* [Provided data]

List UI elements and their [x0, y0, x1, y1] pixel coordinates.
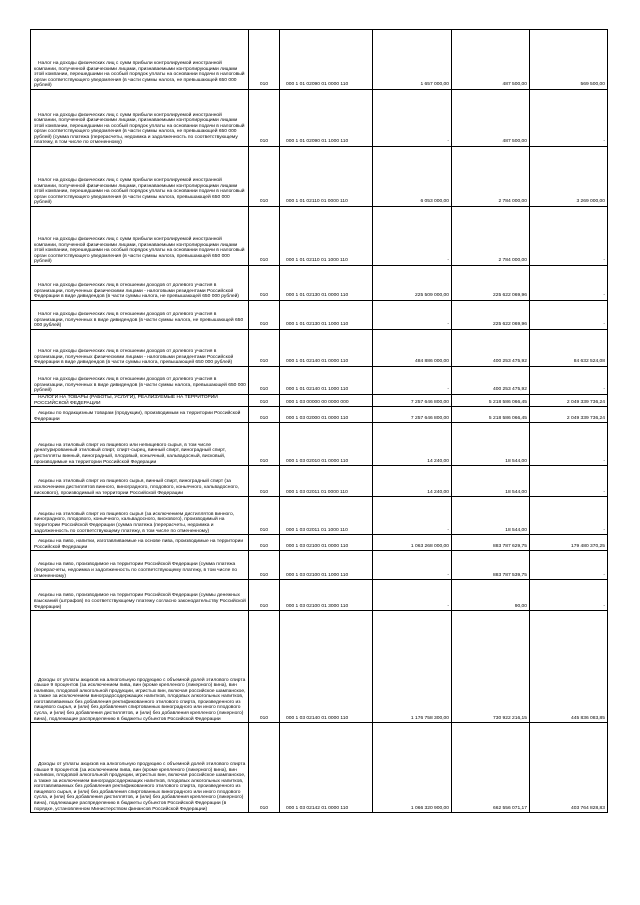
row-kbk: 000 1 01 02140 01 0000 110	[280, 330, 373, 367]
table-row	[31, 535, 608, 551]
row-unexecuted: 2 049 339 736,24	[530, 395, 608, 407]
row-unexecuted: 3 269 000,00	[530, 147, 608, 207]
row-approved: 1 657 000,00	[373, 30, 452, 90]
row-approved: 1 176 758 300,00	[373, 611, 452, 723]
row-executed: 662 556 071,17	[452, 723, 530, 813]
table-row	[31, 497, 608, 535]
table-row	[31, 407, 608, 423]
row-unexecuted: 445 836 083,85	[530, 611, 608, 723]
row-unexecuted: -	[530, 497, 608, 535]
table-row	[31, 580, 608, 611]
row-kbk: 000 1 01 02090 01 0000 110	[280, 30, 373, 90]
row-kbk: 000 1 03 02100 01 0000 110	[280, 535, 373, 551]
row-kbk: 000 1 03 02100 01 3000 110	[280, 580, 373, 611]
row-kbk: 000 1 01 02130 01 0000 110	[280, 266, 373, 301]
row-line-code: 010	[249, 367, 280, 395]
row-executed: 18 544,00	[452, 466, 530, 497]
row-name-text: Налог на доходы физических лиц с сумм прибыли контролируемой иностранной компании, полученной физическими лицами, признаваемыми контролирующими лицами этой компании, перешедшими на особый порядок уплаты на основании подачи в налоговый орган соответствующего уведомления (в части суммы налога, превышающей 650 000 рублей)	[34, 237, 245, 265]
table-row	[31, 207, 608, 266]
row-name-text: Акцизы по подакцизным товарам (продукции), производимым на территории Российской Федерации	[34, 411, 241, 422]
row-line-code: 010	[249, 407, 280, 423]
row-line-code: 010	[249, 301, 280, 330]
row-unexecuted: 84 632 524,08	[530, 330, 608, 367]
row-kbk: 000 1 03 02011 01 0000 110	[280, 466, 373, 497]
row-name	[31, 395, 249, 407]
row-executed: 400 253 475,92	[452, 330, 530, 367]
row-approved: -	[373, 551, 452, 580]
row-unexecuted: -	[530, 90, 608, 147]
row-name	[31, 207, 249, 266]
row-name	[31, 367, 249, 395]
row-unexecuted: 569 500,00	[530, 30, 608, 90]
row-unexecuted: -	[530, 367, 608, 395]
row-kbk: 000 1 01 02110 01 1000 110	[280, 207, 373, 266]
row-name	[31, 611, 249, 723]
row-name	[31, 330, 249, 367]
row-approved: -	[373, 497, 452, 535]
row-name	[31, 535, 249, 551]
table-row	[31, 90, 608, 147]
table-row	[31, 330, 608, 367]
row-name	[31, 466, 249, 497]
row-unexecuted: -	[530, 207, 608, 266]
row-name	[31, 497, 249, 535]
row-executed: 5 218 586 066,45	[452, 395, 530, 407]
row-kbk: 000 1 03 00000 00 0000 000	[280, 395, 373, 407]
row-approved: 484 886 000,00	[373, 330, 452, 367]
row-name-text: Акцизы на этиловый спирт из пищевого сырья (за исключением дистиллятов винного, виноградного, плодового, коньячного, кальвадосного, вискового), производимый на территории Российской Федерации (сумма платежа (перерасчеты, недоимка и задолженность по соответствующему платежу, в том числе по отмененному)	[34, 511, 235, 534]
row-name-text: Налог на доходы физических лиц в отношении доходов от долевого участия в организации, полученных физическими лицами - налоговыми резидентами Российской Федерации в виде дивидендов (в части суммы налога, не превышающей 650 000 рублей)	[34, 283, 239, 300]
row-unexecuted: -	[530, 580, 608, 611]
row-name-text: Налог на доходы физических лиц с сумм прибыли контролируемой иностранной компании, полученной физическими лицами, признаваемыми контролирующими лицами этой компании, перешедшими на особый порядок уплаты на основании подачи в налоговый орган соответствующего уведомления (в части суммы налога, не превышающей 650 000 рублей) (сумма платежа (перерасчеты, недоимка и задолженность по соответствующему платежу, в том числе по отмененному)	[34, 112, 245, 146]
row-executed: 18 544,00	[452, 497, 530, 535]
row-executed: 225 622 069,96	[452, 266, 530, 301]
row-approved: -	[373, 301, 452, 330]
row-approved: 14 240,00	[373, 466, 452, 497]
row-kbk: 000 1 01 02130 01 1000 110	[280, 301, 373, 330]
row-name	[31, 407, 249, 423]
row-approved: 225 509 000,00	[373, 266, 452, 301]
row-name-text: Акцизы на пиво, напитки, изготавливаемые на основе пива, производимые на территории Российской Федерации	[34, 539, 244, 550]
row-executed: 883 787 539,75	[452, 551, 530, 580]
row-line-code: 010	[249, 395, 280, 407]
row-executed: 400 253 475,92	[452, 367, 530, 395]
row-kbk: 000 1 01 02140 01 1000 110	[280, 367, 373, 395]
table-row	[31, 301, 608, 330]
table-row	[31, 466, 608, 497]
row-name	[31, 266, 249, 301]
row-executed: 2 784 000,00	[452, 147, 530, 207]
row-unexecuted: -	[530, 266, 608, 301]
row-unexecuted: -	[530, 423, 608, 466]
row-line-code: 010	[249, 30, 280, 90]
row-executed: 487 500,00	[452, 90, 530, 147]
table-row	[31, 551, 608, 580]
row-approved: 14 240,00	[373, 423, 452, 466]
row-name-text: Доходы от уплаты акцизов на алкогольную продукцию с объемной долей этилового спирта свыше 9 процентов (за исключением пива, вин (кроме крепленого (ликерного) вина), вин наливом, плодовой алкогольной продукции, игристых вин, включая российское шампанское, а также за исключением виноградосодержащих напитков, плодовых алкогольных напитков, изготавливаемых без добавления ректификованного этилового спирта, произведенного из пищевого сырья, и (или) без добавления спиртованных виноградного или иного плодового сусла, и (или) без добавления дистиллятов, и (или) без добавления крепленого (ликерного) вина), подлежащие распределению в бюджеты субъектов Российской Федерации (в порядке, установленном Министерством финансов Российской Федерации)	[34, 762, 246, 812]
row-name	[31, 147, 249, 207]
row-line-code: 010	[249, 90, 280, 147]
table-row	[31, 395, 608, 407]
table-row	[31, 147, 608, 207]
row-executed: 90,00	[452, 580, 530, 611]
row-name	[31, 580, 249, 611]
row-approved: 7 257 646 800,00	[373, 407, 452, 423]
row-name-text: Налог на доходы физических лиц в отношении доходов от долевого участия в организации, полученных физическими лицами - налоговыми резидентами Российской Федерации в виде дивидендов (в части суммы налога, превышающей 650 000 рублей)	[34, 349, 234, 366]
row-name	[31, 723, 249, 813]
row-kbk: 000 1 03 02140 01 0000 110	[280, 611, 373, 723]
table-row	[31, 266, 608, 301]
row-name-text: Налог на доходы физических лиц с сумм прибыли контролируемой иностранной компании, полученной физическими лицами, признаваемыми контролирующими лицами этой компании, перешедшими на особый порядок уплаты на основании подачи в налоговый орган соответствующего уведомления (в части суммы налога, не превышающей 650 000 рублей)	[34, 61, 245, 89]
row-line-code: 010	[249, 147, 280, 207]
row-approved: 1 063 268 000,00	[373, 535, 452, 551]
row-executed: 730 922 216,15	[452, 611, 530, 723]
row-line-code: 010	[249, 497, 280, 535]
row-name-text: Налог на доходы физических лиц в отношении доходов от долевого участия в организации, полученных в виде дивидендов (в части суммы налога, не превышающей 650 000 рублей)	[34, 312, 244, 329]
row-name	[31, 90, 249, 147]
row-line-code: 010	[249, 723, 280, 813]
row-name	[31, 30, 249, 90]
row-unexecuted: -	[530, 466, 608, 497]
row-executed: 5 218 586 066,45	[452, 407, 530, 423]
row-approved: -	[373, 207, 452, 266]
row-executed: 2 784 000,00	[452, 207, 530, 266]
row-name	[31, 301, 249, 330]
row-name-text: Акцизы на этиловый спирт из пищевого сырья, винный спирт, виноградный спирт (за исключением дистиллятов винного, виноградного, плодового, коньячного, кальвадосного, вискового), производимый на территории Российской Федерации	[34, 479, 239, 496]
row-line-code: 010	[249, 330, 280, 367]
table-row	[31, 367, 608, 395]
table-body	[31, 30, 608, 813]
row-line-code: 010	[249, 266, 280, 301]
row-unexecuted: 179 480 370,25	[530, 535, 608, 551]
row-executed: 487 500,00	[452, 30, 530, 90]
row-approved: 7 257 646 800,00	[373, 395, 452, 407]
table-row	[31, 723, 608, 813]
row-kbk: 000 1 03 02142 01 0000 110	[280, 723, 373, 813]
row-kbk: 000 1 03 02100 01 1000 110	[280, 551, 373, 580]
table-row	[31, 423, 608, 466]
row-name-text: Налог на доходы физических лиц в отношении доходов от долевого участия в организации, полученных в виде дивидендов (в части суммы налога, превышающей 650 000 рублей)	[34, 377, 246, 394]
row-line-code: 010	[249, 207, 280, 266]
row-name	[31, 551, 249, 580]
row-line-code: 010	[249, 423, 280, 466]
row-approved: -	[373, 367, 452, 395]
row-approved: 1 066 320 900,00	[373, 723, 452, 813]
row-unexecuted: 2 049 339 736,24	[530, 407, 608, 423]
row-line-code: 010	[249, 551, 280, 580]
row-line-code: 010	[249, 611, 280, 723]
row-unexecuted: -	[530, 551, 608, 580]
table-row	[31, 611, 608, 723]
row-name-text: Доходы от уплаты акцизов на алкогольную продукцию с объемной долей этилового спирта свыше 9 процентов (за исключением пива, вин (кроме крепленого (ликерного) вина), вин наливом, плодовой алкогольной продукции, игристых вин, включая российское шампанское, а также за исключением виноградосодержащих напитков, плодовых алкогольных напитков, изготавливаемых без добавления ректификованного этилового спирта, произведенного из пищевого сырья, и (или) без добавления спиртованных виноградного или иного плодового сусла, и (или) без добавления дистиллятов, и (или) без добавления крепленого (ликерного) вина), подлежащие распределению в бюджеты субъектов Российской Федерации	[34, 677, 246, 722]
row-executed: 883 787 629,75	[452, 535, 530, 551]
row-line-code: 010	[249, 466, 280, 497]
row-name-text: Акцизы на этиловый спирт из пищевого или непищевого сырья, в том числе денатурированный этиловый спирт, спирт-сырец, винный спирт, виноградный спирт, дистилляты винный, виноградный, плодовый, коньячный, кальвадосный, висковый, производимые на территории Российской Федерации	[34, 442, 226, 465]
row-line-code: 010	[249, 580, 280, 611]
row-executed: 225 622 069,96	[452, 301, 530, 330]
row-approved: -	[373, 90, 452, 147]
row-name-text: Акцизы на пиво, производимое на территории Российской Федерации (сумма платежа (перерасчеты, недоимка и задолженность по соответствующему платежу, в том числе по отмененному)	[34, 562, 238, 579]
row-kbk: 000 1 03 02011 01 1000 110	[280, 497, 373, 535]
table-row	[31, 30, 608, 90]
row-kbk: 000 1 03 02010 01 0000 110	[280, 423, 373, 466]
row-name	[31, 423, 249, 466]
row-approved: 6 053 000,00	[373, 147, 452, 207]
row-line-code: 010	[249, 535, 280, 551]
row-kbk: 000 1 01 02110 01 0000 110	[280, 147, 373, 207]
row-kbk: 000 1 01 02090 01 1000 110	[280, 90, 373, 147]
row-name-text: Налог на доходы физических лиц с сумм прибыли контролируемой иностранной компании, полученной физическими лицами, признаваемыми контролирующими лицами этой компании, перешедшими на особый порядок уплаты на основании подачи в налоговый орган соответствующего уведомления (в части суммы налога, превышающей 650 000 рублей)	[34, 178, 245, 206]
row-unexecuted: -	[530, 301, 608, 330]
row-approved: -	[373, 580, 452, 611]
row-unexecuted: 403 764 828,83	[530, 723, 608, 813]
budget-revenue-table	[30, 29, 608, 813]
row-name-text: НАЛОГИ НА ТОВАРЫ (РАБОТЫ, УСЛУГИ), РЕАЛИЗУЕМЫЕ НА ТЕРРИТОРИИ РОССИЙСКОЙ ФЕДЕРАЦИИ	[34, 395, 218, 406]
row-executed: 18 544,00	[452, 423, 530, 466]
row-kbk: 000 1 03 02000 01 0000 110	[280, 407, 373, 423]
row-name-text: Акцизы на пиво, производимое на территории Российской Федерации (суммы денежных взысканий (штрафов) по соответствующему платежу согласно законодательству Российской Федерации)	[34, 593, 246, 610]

* [Aim of the exercise]
Copy out the lines of the data above verbatim, starting at the line containing "row-kbk: 000 1 01 02140 01 0000" and ending at the line containing "301, 280, 330]".

* [Correct output]
row-kbk: 000 1 01 02140 01 0000 110	[280, 330, 373, 367]
table-row	[31, 535, 608, 551]
row-unexecuted: 2 049 339 736,24	[530, 395, 608, 407]
row-unexecuted: 3 269 000,00	[530, 147, 608, 207]
row-approved: 1 657 000,00	[373, 30, 452, 90]
row-approved: 1 176 758 300,00	[373, 611, 452, 723]
row-executed: 662 556 071,17	[452, 723, 530, 813]
table-row	[31, 497, 608, 535]
table-row	[31, 407, 608, 423]
row-unexecuted: 445 836 083,85	[530, 611, 608, 723]
row-unexecuted: -	[530, 497, 608, 535]
table-row	[31, 580, 608, 611]
row-kbk: 000 1 01 02090 01 0000 110	[280, 30, 373, 90]
row-kbk: 000 1 03 02100 01 0000 110	[280, 535, 373, 551]
row-kbk: 000 1 03 02100 01 3000 110	[280, 580, 373, 611]
row-kbk: 000 1 01 02130 01 0000 110	[280, 266, 373, 301]
row-line-code: 010	[249, 367, 280, 395]
row-executed: 18 544,00	[452, 466, 530, 497]
row-name-text: Налог на доходы физических лиц с сумм прибыли контролируемой иностранной компании, полученной физическими лицами, признаваемыми контролирующими лицами этой компании, перешедшими на особый порядок уплаты на основании подачи в налоговый орган соответствующего уведомления (в части суммы налога, превышающей 650 000 рублей)	[34, 237, 245, 265]
table-row	[31, 207, 608, 266]
row-name-text: Акцизы по подакцизным товарам (продукции), производимым на территории Российской Федерации	[34, 411, 241, 422]
row-line-code: 010	[249, 407, 280, 423]
row-line-code: 010	[249, 301, 280, 330]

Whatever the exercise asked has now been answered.